:: Written task ::
Copy whichever lines contain the string "techniki".

════════════════

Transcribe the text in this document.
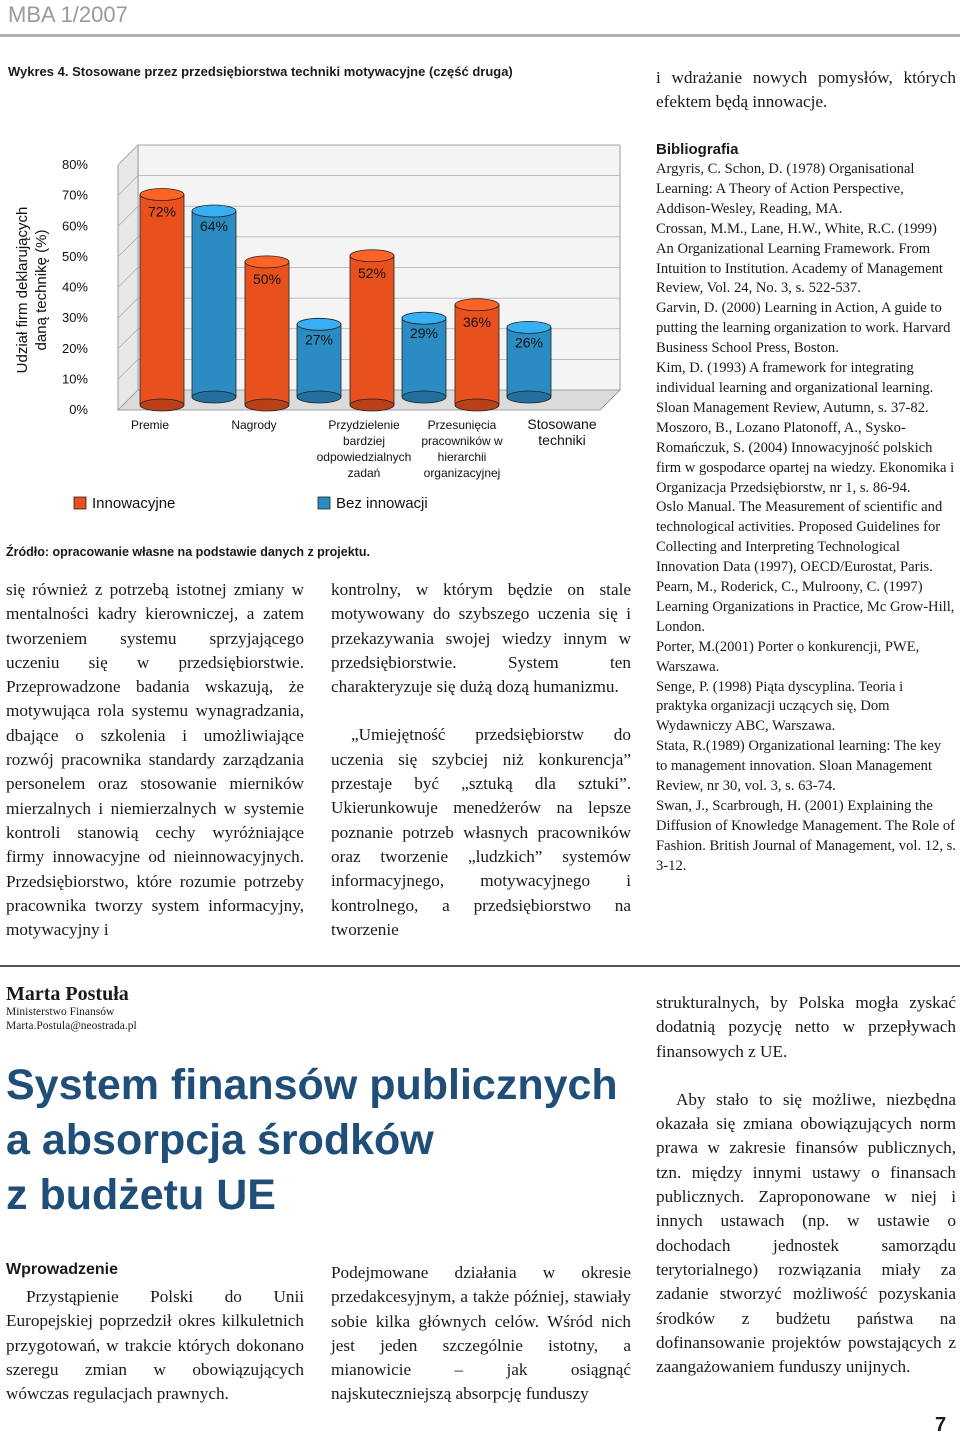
MBA 1/2007
Wykres 4. Stosowane przez przedsiębiorstwa techniki motywacyjne (część druga)	i wdrażanie nowych pomysłów, których efektem będą innowacje.

0%
10%
20%
30%
40%
50%
60%
70%
80%
Udział firm deklarujących daną technikę (%)
72%
50%	52%
36%
64%
27%	29%
26%
Premie	Nagrody	Przydzielenie
bardziej
odpowiedzialnych
zadań
Przesunięcia
pracowników w
hierarchii
organizacyjnej
Stosowane
techniki
Innowacyjne	Bez innowacji
Źródło: opracowanie własne na podstawie danych z projektu.

się również z potrzebą istotnej zmiany w mentalności kadry kierowniczej, a zatem tworzeniem systemu sprzyjającego uczeniu się w przedsiębiorstwie. Przeprowadzone badania wskazują, że motywująca rola systemu wynagradzania, dbające o szkolenia i umożliwiające rozwój pracownika standardy zarządzania personelem oraz stosowanie mierników mierzalnych i niemierzalnych w systemie kontroli stanowią cechy wyróżniające firmy innowacyjne od nieinnowacyjnych. Przedsiębiorstwo, które rozumie potrzeby pracownika tworzy system informacyjny, motywacyjny i

kontrolny, w którym będzie on stale motywowany do szybszego uczenia się i przekazywania swojej wiedzy innym w przedsiębiorstwie. System ten charakteryzuje się dużą dozą humanizmu.

„Umiejętność przedsiębiorstw do uczenia się szybciej niż konkurencja” przestaje być „sztuką dla sztuki”. Ukierunkowuje menedżerów na lepsze poznanie potrzeb własnych pracowników oraz tworzenie „ludzkich” systemów informacyjnego, motywacyjnego i kontrolnego, a przedsiębiorstwo na tworzenie

Bibliografia
Argyris, C. Schon, D. (1978) Organisational Learning: A Theory of Action Perspective, Addison-Wesley, Reading, MA.
Crossan, M.M., Lane, H.W., White, R.C. (1999) An Organizational Learning Framework. From Intuition to Institution. Academy of Management Review, Vol. 24, No. 3, s. 522-537.
Garvin, D. (2000) Learning in Action, A guide to putting the learning organization to work. Harvard Business School Press, Boston.
Kim, D. (1993) A framework for integrating individual learning and organizational learning. Sloan Management Review, Autumn, s. 37-82.
Moszoro, B., Lozano Platonoff, A., Sysko-Romańczuk, S. (2004) Innowacyjność polskich firm w gospodarce opartej na wiedzy. Ekonomika i Organizacja Przedsiębiorstw, nr 1, s. 86-94.
Oslo Manual. The Measurement of scientific and technological activities. Proposed Guidelines for Collecting and Interpreting Technological Innovation Data (1997), OECD/Eurostat, Paris.
Pearn, M., Roderick, C., Mulroony, C. (1997) Learning Organizations in Practice, Mc Grow-Hill, London.
Porter, M.(2001) Porter o konkurencji, PWE, Warszawa.
Senge, P. (1998) Piąta dyscyplina. Teoria i praktyka organizacji uczących się, Dom Wydawniczy ABC, Warszawa.
Stata, R.(1989) Organizational learning: The key to management innovation. Sloan Management Review, nr 30, vol. 3, s. 63-74.
Swan, J., Scarbrough, H. (2001) Explaining the Diffusion of Knowledge Management. The Role of Fashion. British Journal of Management, vol. 12, s. 3-12.
Marta Postuła
Ministerstwo Finansów
Marta.Postula@neostrada.pl
System finansów publicznych
a absorpcja środków
z budżetu UE
Wprowadzenie

Przystąpienie Polski do Unii Europejskiej poprzedził okres kilkuletnich przygotowań, w trakcie których dokonano szeregu zmian w obowiązujących wówczas regulacjach prawnych.

Podejmowane działania w okresie przedakcesyjnym, a także później, stawiały sobie kilka głównych celów. Wśród nich jest jeden szczególnie istotny, a mianowicie – jak osiągnąć najskuteczniejszą absorpcję funduszy

strukturalnych, by Polska mogła zyskać dodatnią pozycję netto w przepływach finansowych z UE.

Aby stało to się możliwe, niezbędna okazała się zmiana obowiązujących norm prawa w zakresie finansów publicznych, tzn. między innymi ustawy o finansach publicznych. Zaproponowane w niej i innych ustawach (np. w ustawie o dochodach jednostek samorządu terytorialnego) rozwiązania miały za zadanie stworzyć możliwość pozyskania środków z budżetu państwa na dofinansowanie projektów powstających z zaangażowaniem funduszy unijnych.

7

════════════════

:: Written reply ::
Wykres 4. Stosowane przez przedsiębiorstwa techniki motywacyjne (część druga)	i wdrażanie nowych pomysłów, których efektem będą innowacje.
techniki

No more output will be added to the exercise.